Exercise aim: Make an exact copy of the data below, leaving out every picture.

Materials provided:

** BEGIN **

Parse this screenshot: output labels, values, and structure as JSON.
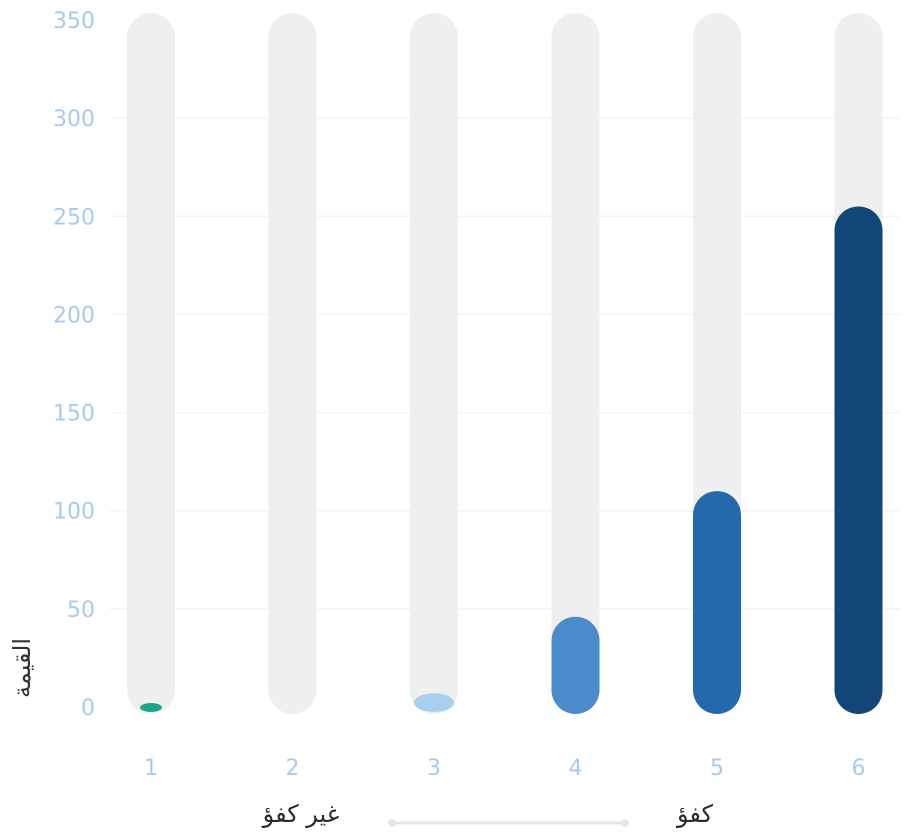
{
  "chart_data": {
    "type": "bar",
    "title": "",
    "xlabel": "",
    "ylabel": "القيمة",
    "categories": [
      "1",
      "2",
      "3",
      "4",
      "5",
      "6"
    ],
    "values": [
      1,
      0,
      6,
      46,
      110,
      255
    ],
    "ylim": [
      0,
      350
    ],
    "yticks": [
      0,
      50,
      100,
      150,
      200,
      250,
      300,
      350
    ],
    "bar_colors": [
      "#1aa58e",
      "#eef0f0",
      "#a9cfee",
      "#4a8ccb",
      "#2469ab",
      "#124677"
    ],
    "track_color": "#eef0f0",
    "grid": true,
    "legend": {
      "high_label": "كفؤ",
      "low_label": "غير كفؤ",
      "placement": "bottom"
    }
  }
}
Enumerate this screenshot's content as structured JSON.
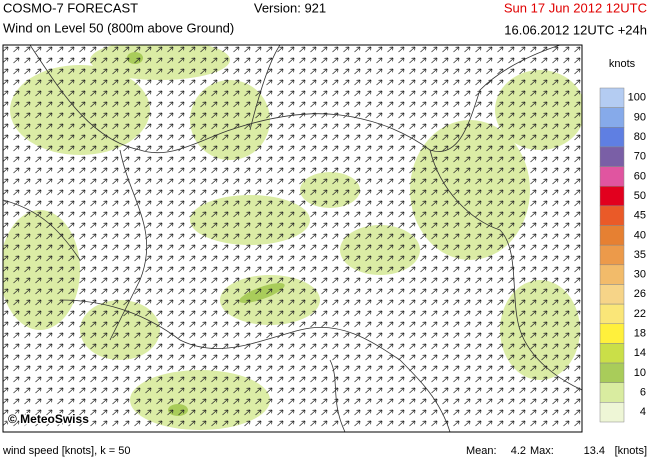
{
  "header": {
    "product": "COSMO-7 FORECAST",
    "version": "Version: 921",
    "valid_time": "Sun 17 Jun 2012 12UTC",
    "subtitle": "Wind on Level 50 (800m above Ground)",
    "run": "16.06.2012 12UTC +24h"
  },
  "map": {
    "credit": "© MeteoSwiss"
  },
  "legend": {
    "title": "knots",
    "items": [
      {
        "value": 100,
        "color": "#b4ccf2"
      },
      {
        "value": 90,
        "color": "#86aaea"
      },
      {
        "value": 80,
        "color": "#5f7fe2"
      },
      {
        "value": 70,
        "color": "#7a5fa6"
      },
      {
        "value": 60,
        "color": "#e055a0"
      },
      {
        "value": 50,
        "color": "#e2001e"
      },
      {
        "value": 45,
        "color": "#ea5a28"
      },
      {
        "value": 40,
        "color": "#e68032"
      },
      {
        "value": 35,
        "color": "#ec9a4a"
      },
      {
        "value": 30,
        "color": "#f2bb6a"
      },
      {
        "value": 26,
        "color": "#f6d488"
      },
      {
        "value": 22,
        "color": "#fae678"
      },
      {
        "value": 18,
        "color": "#fff03c"
      },
      {
        "value": 14,
        "color": "#cadf48"
      },
      {
        "value": 10,
        "color": "#a9cc5a"
      },
      {
        "value": 6,
        "color": "#d9eca0"
      },
      {
        "value": 4,
        "color": "#eef6d6"
      }
    ]
  },
  "footer": {
    "caption": "wind speed [knots], k = 50",
    "mean_label": "Mean:",
    "mean": 4.2,
    "max_label": "Max:",
    "max": 13.4,
    "unit": "[knots]"
  }
}
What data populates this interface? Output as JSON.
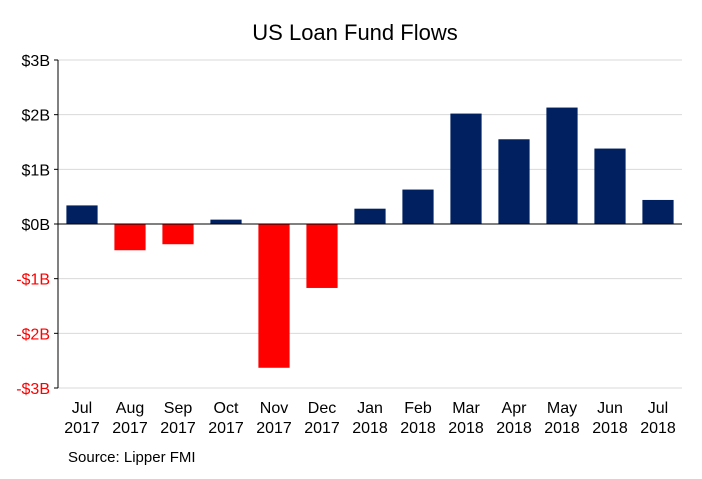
{
  "chart_data": {
    "type": "bar",
    "title": "US Loan Fund Flows",
    "categories": [
      [
        "Jul",
        "2017"
      ],
      [
        "Aug",
        "2017"
      ],
      [
        "Sep",
        "2017"
      ],
      [
        "Oct",
        "2017"
      ],
      [
        "Nov",
        "2017"
      ],
      [
        "Dec",
        "2017"
      ],
      [
        "Jan",
        "2018"
      ],
      [
        "Feb",
        "2018"
      ],
      [
        "Mar",
        "2018"
      ],
      [
        "Apr",
        "2018"
      ],
      [
        "May",
        "2018"
      ],
      [
        "Jun",
        "2018"
      ],
      [
        "Jul",
        "2018"
      ]
    ],
    "values": [
      0.34,
      -0.48,
      -0.37,
      0.08,
      -2.63,
      -1.17,
      0.28,
      0.63,
      2.02,
      1.55,
      2.13,
      1.38,
      0.44
    ],
    "unit": "$B",
    "ylim": [
      -3,
      3
    ],
    "yticks": [
      3,
      2,
      1,
      0,
      -1,
      -2,
      -3
    ],
    "ytick_labels": [
      "$3B",
      "$2B",
      "$1B",
      "$0B",
      "-$1B",
      "-$2B",
      "-$3B"
    ],
    "grid": true,
    "xlabel": "",
    "ylabel": "",
    "colors": {
      "positive": "#002060",
      "negative": "#ff0000",
      "positive_label": "#000000",
      "negative_label": "#ff0000",
      "grid": "#d9d9d9",
      "axis": "#000000"
    }
  },
  "source": "Source: Lipper FMI"
}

** END **

Solution:
Parse this screenshot: output labels, values, and structure as JSON.
{
  "chart_data": {
    "type": "bar",
    "title": "",
    "xlabel": "",
    "ylabel": "القيمة",
    "categories": [
      "1",
      "2",
      "3",
      "4",
      "5",
      "6"
    ],
    "values": [
      1,
      0,
      6,
      46,
      110,
      255
    ],
    "ylim": [
      0,
      350
    ],
    "yticks": [
      0,
      50,
      100,
      150,
      200,
      250,
      300,
      350
    ],
    "bar_colors": [
      "#1aa58e",
      "#eef0f0",
      "#a9cfee",
      "#4a8ccb",
      "#2469ab",
      "#124677"
    ],
    "track_color": "#eef0f0",
    "grid": true,
    "legend": {
      "high_label": "كفؤ",
      "low_label": "غير كفؤ",
      "placement": "bottom"
    }
  }
}
Enumerate this screenshot's content as structured JSON.
{
  "header": {
    "product": "COSMO-7 FORECAST",
    "version": "Version: 921",
    "valid_time": "Sun 17 Jun 2012 12UTC",
    "subtitle": "Wind on Level 50 (800m above Ground)",
    "run": "16.06.2012 12UTC +24h"
  },
  "map": {
    "credit": "© MeteoSwiss"
  },
  "legend": {
    "title": "knots",
    "items": [
      {
        "value": 100,
        "color": "#b4ccf2"
      },
      {
        "value": 90,
        "color": "#86aaea"
      },
      {
        "value": 80,
        "color": "#5f7fe2"
      },
      {
        "value": 70,
        "color": "#7a5fa6"
      },
      {
        "value": 60,
        "color": "#e055a0"
      },
      {
        "value": 50,
        "color": "#e2001e"
      },
      {
        "value": 45,
        "color": "#ea5a28"
      },
      {
        "value": 40,
        "color": "#e68032"
      },
      {
        "value": 35,
        "color": "#ec9a4a"
      },
      {
        "value": 30,
        "color": "#f2bb6a"
      },
      {
        "value": 26,
        "color": "#f6d488"
      },
      {
        "value": 22,
        "color": "#fae678"
      },
      {
        "value": 18,
        "color": "#fff03c"
      },
      {
        "value": 14,
        "color": "#cadf48"
      },
      {
        "value": 10,
        "color": "#a9cc5a"
      },
      {
        "value": 6,
        "color": "#d9eca0"
      },
      {
        "value": 4,
        "color": "#eef6d6"
      }
    ]
  },
  "footer": {
    "caption": "wind speed [knots], k = 50",
    "mean_label": "Mean:",
    "mean": 4.2,
    "max_label": "Max:",
    "max": 13.4,
    "unit": "[knots]"
  }
}
What data populates this interface? Output as JSON.
{
  "chart_data": {
    "type": "bar",
    "title": "US Loan Fund Flows",
    "categories": [
      [
        "Jul",
        "2017"
      ],
      [
        "Aug",
        "2017"
      ],
      [
        "Sep",
        "2017"
      ],
      [
        "Oct",
        "2017"
      ],
      [
        "Nov",
        "2017"
      ],
      [
        "Dec",
        "2017"
      ],
      [
        "Jan",
        "2018"
      ],
      [
        "Feb",
        "2018"
      ],
      [
        "Mar",
        "2018"
      ],
      [
        "Apr",
        "2018"
      ],
      [
        "May",
        "2018"
      ],
      [
        "Jun",
        "2018"
      ],
      [
        "Jul",
        "2018"
      ]
    ],
    "values": [
      0.34,
      -0.48,
      -0.37,
      0.08,
      -2.63,
      -1.17,
      0.28,
      0.63,
      2.02,
      1.55,
      2.13,
      1.38,
      0.44
    ],
    "unit": "$B",
    "ylim": [
      -3,
      3
    ],
    "yticks": [
      3,
      2,
      1,
      0,
      -1,
      -2,
      -3
    ],
    "ytick_labels": [
      "$3B",
      "$2B",
      "$1B",
      "$0B",
      "-$1B",
      "-$2B",
      "-$3B"
    ],
    "grid": true,
    "xlabel": "",
    "ylabel": "",
    "colors": {
      "positive": "#002060",
      "negative": "#ff0000",
      "positive_label": "#000000",
      "negative_label": "#ff0000",
      "grid": "#d9d9d9",
      "axis": "#000000"
    }
  },
  "source": "Source: Lipper FMI"
}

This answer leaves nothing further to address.